[START OF SOURCE DATA]

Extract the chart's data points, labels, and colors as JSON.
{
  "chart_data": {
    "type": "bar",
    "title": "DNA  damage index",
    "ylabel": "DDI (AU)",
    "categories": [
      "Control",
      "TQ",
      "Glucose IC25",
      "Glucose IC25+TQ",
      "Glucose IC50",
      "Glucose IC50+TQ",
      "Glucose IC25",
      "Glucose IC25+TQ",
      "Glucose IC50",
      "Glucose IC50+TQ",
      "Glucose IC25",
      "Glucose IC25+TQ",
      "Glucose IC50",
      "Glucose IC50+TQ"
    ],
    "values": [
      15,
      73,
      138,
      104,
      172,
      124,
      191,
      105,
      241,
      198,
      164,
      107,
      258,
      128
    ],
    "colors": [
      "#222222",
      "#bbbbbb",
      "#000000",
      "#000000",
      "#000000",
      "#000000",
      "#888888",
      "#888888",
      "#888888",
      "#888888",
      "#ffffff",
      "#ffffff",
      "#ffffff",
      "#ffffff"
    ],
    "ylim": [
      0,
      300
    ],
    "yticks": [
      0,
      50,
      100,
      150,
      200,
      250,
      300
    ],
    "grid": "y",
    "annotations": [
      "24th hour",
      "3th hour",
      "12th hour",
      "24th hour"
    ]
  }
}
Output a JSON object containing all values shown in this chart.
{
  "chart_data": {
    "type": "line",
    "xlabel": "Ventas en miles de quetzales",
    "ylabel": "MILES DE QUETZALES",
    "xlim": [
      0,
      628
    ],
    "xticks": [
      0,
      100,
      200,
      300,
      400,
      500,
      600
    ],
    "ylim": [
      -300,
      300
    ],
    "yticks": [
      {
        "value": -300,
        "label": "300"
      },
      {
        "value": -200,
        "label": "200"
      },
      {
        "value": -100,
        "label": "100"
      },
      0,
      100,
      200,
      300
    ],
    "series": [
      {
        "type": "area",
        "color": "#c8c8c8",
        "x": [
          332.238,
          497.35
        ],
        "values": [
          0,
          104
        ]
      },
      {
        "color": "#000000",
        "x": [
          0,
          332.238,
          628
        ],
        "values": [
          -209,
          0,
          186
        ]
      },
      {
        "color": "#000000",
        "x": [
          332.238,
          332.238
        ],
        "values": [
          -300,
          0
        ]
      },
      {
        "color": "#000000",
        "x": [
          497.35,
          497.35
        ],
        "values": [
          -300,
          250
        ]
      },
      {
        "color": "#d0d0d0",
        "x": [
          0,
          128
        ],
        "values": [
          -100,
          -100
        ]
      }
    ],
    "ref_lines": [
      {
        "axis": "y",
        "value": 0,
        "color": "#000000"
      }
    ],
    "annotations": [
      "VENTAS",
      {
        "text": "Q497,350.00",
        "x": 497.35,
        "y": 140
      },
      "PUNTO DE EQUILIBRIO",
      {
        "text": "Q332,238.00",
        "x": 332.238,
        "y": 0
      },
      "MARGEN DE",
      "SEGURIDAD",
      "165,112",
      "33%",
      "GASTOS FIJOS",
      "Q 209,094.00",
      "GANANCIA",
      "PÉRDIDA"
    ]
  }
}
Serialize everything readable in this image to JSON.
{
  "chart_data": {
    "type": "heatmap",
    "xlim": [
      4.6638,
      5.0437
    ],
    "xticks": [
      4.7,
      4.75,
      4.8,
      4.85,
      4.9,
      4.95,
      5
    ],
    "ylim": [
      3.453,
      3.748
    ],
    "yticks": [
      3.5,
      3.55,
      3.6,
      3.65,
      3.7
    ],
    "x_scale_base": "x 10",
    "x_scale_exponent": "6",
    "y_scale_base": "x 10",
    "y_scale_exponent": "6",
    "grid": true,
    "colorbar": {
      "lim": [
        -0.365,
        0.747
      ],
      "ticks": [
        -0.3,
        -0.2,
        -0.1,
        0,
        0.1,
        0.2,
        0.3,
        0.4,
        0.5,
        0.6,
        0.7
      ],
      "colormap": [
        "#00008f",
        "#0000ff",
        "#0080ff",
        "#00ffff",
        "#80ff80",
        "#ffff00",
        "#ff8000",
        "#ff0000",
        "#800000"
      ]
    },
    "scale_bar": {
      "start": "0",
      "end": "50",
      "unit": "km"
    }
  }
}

[END OF SOURCE DATA]

• _TASK TO COMPLETE_:
Please set down each line of the records exactly as given.

• _CORRECT RESULT_:
Extract the chart's data points, labels, and colors as JSON.
{
  "chart_data": {
    "type": "bar",
    "title": "DNA  damage index",
    "ylabel": "DDI (AU)",
    "categories": [
      "Control",
      "TQ",
      "Glucose IC25",
      "Glucose IC25+TQ",
      "Glucose IC50",
      "Glucose IC50+TQ",
      "Glucose IC25",
      "Glucose IC25+TQ",
      "Glucose IC50",
      "Glucose IC50+TQ",
      "Glucose IC25",
      "Glucose IC25+TQ",
      "Glucose IC50",
      "Glucose IC50+TQ"
    ],
    "values": [
      15,
      73,
      138,
      104,
      172,
      124,
      191,
      105,
      241,
      198,
      164,
      107,
      258,
      128
    ],
    "colors": [
      "#222222",
      "#bbbbbb",
      "#000000",
      "#000000",
      "#000000",
      "#000000",
      "#888888",
      "#888888",
      "#888888",
      "#888888",
      "#ffffff",
      "#ffffff",
      "#ffffff",
      "#ffffff"
    ],
    "ylim": [
      0,
      300
    ],
    "yticks": [
      0,
      50,
      100,
      150,
      200,
      250,
      300
    ],
    "grid": "y",
    "annotations": [
      "24th hour",
      "3th hour",
      "12th hour",
      "24th hour"
    ]
  }
}
Output a JSON object containing all values shown in this chart.
{
  "chart_data": {
    "type": "line",
    "xlabel": "Ventas en miles de quetzales",
    "ylabel": "MILES DE QUETZALES",
    "xlim": [
      0,
      628
    ],
    "xticks": [
      0,
      100,
      200,
      300,
      400,
      500,
      600
    ],
    "ylim": [
      -300,
      300
    ],
    "yticks": [
      {
        "value": -300,
        "label": "300"
      },
      {
        "value": -200,
        "label": "200"
      },
      {
        "value": -100,
        "label": "100"
      },
      0,
      100,
      200,
      300
    ],
    "series": [
      {
        "type": "area",
        "color": "#c8c8c8",
        "x": [
          332.238,
          497.35
        ],
        "values": [
          0,
          104
        ]
      },
      {
        "color": "#000000",
        "x": [
          0,
          332.238,
          628
        ],
        "values": [
          -209,
          0,
          186
        ]
      },
      {
        "color": "#000000",
        "x": [
          332.238,
          332.238
        ],
        "values": [
          -300,
          0
        ]
      },
      {
        "color": "#000000",
        "x": [
          497.35,
          497.35
        ],
        "values": [
          -300,
          250
        ]
      },
      {
        "color": "#d0d0d0",
        "x": [
          0,
          128
        ],
        "values": [
          -100,
          -100
        ]
      }
    ],
    "ref_lines": [
      {
        "axis": "y",
        "value": 0,
        "color": "#000000"
      }
    ],
    "annotations": [
      "VENTAS",
      {
        "text": "Q497,350.00",
        "x": 497.35,
        "y": 140
      },
      "PUNTO DE EQUILIBRIO",
      {
        "text": "Q332,238.00",
        "x": 332.238,
        "y": 0
      },
      "MARGEN DE",
      "SEGURIDAD",
      "165,112",
      "33%",
      "GASTOS FIJOS",
      "Q 209,094.00",
      "GANANCIA",
      "PÉRDIDA"
    ]
  }
}
Serialize everything readable in this image to JSON.
{
  "chart_data": {
    "type": "heatmap",
    "xlim": [
      4.6638,
      5.0437
    ],
    "xticks": [
      4.7,
      4.75,
      4.8,
      4.85,
      4.9,
      4.95,
      5
    ],
    "ylim": [
      3.453,
      3.748
    ],
    "yticks": [
      3.5,
      3.55,
      3.6,
      3.65,
      3.7
    ],
    "x_scale_base": "x 10",
    "x_scale_exponent": "6",
    "y_scale_base": "x 10",
    "y_scale_exponent": "6",
    "grid": true,
    "colorbar": {
      "lim": [
        -0.365,
        0.747
      ],
      "ticks": [
        -0.3,
        -0.2,
        -0.1,
        0,
        0.1,
        0.2,
        0.3,
        0.4,
        0.5,
        0.6,
        0.7
      ],
      "colormap": [
        "#00008f",
        "#0000ff",
        "#0080ff",
        "#00ffff",
        "#80ff80",
        "#ffff00",
        "#ff8000",
        "#ff0000",
        "#800000"
      ]
    },
    "scale_bar": {
      "start": "0",
      "end": "50",
      "unit": "km"
    }
  }
}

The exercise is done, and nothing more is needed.